Dataset rows:

"""

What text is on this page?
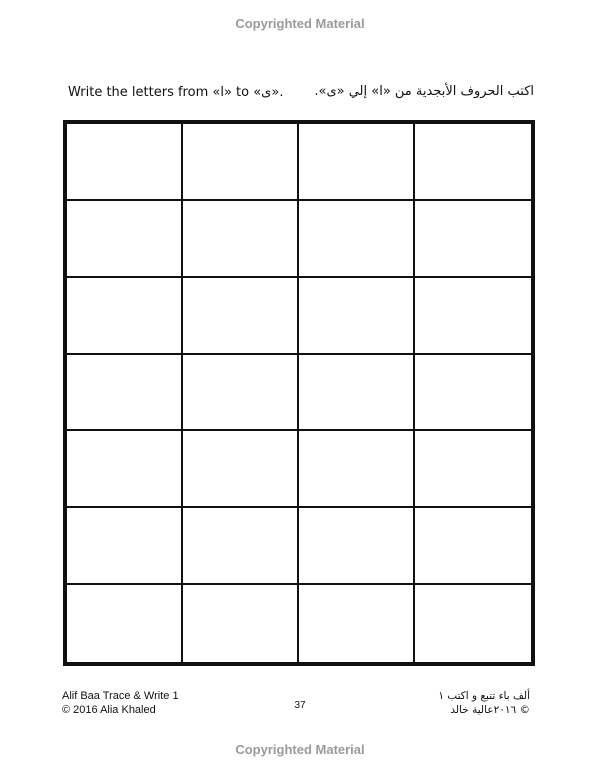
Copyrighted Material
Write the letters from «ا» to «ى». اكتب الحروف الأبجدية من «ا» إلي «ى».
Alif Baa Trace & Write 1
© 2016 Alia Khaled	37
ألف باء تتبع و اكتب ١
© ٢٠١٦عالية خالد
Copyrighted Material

"""
"""

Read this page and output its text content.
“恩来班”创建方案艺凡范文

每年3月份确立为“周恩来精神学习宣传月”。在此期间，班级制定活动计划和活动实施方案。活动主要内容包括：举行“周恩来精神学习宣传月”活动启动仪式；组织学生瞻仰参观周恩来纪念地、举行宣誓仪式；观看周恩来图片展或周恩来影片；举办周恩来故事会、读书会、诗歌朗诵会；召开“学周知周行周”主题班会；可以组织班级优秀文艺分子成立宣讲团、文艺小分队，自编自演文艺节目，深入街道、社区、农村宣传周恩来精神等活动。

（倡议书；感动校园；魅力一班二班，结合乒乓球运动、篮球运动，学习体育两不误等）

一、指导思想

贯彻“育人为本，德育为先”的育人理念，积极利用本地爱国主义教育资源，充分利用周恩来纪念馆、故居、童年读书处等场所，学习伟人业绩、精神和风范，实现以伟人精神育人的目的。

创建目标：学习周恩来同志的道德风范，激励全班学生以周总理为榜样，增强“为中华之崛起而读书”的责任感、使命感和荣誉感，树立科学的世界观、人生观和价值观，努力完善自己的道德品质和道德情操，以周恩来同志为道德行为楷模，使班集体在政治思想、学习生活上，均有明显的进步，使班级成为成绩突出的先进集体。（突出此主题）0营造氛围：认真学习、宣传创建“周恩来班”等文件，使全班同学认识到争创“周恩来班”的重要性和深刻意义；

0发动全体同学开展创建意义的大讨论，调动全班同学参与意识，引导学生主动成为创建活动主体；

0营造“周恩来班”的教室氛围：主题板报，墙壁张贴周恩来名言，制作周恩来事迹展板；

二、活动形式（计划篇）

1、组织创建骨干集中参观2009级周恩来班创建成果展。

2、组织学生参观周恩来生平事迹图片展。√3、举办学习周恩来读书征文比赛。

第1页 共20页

"""

## Required task
Take every line above carrying "page" and return it.

## Answer in full
What text is on this page?
Read this page and output its text content.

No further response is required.